- [Entries shown]
○ ○ ○ ○ ○

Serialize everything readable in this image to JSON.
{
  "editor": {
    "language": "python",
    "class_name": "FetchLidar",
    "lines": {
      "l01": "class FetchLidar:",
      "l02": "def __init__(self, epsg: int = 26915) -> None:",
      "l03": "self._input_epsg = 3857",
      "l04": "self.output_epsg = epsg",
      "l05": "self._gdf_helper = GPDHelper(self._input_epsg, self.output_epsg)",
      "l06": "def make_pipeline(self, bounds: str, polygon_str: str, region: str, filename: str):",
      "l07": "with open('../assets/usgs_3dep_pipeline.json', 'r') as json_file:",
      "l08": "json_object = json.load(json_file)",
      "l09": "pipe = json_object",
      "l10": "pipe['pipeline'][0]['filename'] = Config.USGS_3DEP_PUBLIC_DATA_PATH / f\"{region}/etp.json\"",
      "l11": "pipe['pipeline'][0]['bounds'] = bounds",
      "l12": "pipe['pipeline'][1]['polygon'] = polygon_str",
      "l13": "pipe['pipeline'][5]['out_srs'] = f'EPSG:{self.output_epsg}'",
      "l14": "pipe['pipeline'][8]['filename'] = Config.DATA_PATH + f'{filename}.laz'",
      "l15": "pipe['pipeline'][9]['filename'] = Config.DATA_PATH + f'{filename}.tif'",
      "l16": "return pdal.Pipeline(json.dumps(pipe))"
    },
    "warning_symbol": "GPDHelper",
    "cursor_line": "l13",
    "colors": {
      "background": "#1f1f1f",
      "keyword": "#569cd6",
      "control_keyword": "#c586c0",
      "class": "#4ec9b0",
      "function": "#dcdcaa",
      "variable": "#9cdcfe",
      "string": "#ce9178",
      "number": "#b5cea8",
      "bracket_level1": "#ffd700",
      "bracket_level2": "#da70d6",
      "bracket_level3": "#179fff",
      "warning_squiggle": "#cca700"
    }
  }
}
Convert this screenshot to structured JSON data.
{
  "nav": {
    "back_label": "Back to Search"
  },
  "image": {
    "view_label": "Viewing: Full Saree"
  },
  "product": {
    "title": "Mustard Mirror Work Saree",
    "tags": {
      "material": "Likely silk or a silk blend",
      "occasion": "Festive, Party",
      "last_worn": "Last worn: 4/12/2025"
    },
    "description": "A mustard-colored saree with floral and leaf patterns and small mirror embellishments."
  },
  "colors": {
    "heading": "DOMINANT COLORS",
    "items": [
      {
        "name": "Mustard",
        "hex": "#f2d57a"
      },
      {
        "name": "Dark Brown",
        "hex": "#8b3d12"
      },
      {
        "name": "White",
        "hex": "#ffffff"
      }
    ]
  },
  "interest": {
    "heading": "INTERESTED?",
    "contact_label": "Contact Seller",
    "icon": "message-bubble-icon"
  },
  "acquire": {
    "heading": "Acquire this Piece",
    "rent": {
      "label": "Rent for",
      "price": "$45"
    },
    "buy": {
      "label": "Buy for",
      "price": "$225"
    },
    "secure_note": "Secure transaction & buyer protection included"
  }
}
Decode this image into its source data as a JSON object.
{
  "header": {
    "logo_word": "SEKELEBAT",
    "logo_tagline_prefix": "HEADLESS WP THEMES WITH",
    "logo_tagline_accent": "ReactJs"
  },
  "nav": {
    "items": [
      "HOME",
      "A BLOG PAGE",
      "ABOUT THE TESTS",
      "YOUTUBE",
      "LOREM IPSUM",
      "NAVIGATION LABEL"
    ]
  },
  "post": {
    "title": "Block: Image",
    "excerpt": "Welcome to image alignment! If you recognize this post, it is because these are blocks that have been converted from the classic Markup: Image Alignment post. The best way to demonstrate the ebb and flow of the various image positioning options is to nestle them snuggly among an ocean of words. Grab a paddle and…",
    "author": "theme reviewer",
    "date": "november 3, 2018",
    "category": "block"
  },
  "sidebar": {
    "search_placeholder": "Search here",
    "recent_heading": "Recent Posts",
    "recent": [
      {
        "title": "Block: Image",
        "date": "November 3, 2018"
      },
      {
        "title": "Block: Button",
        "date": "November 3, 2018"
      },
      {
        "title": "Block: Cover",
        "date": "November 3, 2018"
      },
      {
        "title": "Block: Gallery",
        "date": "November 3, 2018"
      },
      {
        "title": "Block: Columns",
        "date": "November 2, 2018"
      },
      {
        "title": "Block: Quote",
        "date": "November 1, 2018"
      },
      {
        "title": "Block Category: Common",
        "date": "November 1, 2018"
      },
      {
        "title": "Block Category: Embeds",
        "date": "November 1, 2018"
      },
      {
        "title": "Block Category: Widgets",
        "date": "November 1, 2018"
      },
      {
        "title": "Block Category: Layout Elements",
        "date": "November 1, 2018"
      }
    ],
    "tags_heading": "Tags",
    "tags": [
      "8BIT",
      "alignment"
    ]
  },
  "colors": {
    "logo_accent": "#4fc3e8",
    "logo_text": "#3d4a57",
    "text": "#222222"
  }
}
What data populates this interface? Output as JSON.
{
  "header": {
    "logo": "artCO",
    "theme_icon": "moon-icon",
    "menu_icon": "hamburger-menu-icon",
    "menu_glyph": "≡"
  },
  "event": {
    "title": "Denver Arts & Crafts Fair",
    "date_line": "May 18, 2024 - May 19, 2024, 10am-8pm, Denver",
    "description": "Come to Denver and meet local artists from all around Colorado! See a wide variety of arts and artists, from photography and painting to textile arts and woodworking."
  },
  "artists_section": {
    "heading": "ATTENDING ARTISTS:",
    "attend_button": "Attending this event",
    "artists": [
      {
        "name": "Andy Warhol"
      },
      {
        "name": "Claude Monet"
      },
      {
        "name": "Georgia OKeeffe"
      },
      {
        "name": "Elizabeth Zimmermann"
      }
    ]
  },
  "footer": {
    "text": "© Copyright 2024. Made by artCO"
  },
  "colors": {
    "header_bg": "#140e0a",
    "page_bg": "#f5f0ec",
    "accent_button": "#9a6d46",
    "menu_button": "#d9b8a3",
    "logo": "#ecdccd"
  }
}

○ ○ ○ ○ ○

- [What to produce]
Give the entries once more, exactly as they appear.

- [Reply to the exercise]
Serialize everything readable in this image to JSON.
{
  "editor": {
    "language": "python",
    "class_name": "FetchLidar",
    "lines": {
      "l01": "class FetchLidar:",
      "l02": "def __init__(self, epsg: int = 26915) -> None:",
      "l03": "self._input_epsg = 3857",
      "l04": "self.output_epsg = epsg",
      "l05": "self._gdf_helper = GPDHelper(self._input_epsg, self.output_epsg)",
      "l06": "def make_pipeline(self, bounds: str, polygon_str: str, region: str, filename: str):",
      "l07": "with open('../assets/usgs_3dep_pipeline.json', 'r') as json_file:",
      "l08": "json_object = json.load(json_file)",
      "l09": "pipe = json_object",
      "l10": "pipe['pipeline'][0]['filename'] = Config.USGS_3DEP_PUBLIC_DATA_PATH / f\"{region}/etp.json\"",
      "l11": "pipe['pipeline'][0]['bounds'] = bounds",
      "l12": "pipe['pipeline'][1]['polygon'] = polygon_str",
      "l13": "pipe['pipeline'][5]['out_srs'] = f'EPSG:{self.output_epsg}'",
      "l14": "pipe['pipeline'][8]['filename'] = Config.DATA_PATH + f'{filename}.laz'",
      "l15": "pipe['pipeline'][9]['filename'] = Config.DATA_PATH + f'{filename}.tif'",
      "l16": "return pdal.Pipeline(json.dumps(pipe))"
    },
    "warning_symbol": "GPDHelper",
    "cursor_line": "l13",
    "colors": {
      "background": "#1f1f1f",
      "keyword": "#569cd6",
      "control_keyword": "#c586c0",
      "class": "#4ec9b0",
      "function": "#dcdcaa",
      "variable": "#9cdcfe",
      "string": "#ce9178",
      "number": "#b5cea8",
      "bracket_level1": "#ffd700",
      "bracket_level2": "#da70d6",
      "bracket_level3": "#179fff",
      "warning_squiggle": "#cca700"
    }
  }
}
Convert this screenshot to structured JSON data.
{
  "nav": {
    "back_label": "Back to Search"
  },
  "image": {
    "view_label": "Viewing: Full Saree"
  },
  "product": {
    "title": "Mustard Mirror Work Saree",
    "tags": {
      "material": "Likely silk or a silk blend",
      "occasion": "Festive, Party",
      "last_worn": "Last worn: 4/12/2025"
    },
    "description": "A mustard-colored saree with floral and leaf patterns and small mirror embellishments."
  },
  "colors": {
    "heading": "DOMINANT COLORS",
    "items": [
      {
        "name": "Mustard",
        "hex": "#f2d57a"
      },
      {
        "name": "Dark Brown",
        "hex": "#8b3d12"
      },
      {
        "name": "White",
        "hex": "#ffffff"
      }
    ]
  },
  "interest": {
    "heading": "INTERESTED?",
    "contact_label": "Contact Seller",
    "icon": "message-bubble-icon"
  },
  "acquire": {
    "heading": "Acquire this Piece",
    "rent": {
      "label": "Rent for",
      "price": "$45"
    },
    "buy": {
      "label": "Buy for",
      "price": "$225"
    },
    "secure_note": "Secure transaction & buyer protection included"
  }
}
Decode this image into its source data as a JSON object.
{
  "header": {
    "logo_word": "SEKELEBAT",
    "logo_tagline_prefix": "HEADLESS WP THEMES WITH",
    "logo_tagline_accent": "ReactJs"
  },
  "nav": {
    "items": [
      "HOME",
      "A BLOG PAGE",
      "ABOUT THE TESTS",
      "YOUTUBE",
      "LOREM IPSUM",
      "NAVIGATION LABEL"
    ]
  },
  "post": {
    "title": "Block: Image",
    "excerpt": "Welcome to image alignment! If you recognize this post, it is because these are blocks that have been converted from the classic Markup: Image Alignment post. The best way to demonstrate the ebb and flow of the various image positioning options is to nestle them snuggly among an ocean of words. Grab a paddle and…",
    "author": "theme reviewer",
    "date": "november 3, 2018",
    "category": "block"
  },
  "sidebar": {
    "search_placeholder": "Search here",
    "recent_heading": "Recent Posts",
    "recent": [
      {
        "title": "Block: Image",
        "date": "November 3, 2018"
      },
      {
        "title": "Block: Button",
        "date": "November 3, 2018"
      },
      {
        "title": "Block: Cover",
        "date": "November 3, 2018"
      },
      {
        "title": "Block: Gallery",
        "date": "November 3, 2018"
      },
      {
        "title": "Block: Columns",
        "date": "November 2, 2018"
      },
      {
        "title": "Block: Quote",
        "date": "November 1, 2018"
      },
      {
        "title": "Block Category: Common",
        "date": "November 1, 2018"
      },
      {
        "title": "Block Category: Embeds",
        "date": "November 1, 2018"
      },
      {
        "title": "Block Category: Widgets",
        "date": "November 1, 2018"
      },
      {
        "title": "Block Category: Layout Elements",
        "date": "November 1, 2018"
      }
    ],
    "tags_heading": "Tags",
    "tags": [
      "8BIT",
      "alignment"
    ]
  },
  "colors": {
    "logo_accent": "#4fc3e8",
    "logo_text": "#3d4a57",
    "text": "#222222"
  }
}
What data populates this interface? Output as JSON.
{
  "header": {
    "logo": "artCO",
    "theme_icon": "moon-icon",
    "menu_icon": "hamburger-menu-icon",
    "menu_glyph": "≡"
  },
  "event": {
    "title": "Denver Arts & Crafts Fair",
    "date_line": "May 18, 2024 - May 19, 2024, 10am-8pm, Denver",
    "description": "Come to Denver and meet local artists from all around Colorado! See a wide variety of arts and artists, from photography and painting to textile arts and woodworking."
  },
  "artists_section": {
    "heading": "ATTENDING ARTISTS:",
    "attend_button": "Attending this event",
    "artists": [
      {
        "name": "Andy Warhol"
      },
      {
        "name": "Claude Monet"
      },
      {
        "name": "Georgia OKeeffe"
      },
      {
        "name": "Elizabeth Zimmermann"
      }
    ]
  },
  "footer": {
    "text": "© Copyright 2024. Made by artCO"
  },
  "colors": {
    "header_bg": "#140e0a",
    "page_bg": "#f5f0ec",
    "accent_button": "#9a6d46",
    "menu_button": "#d9b8a3",
    "logo": "#ecdccd"
  }
}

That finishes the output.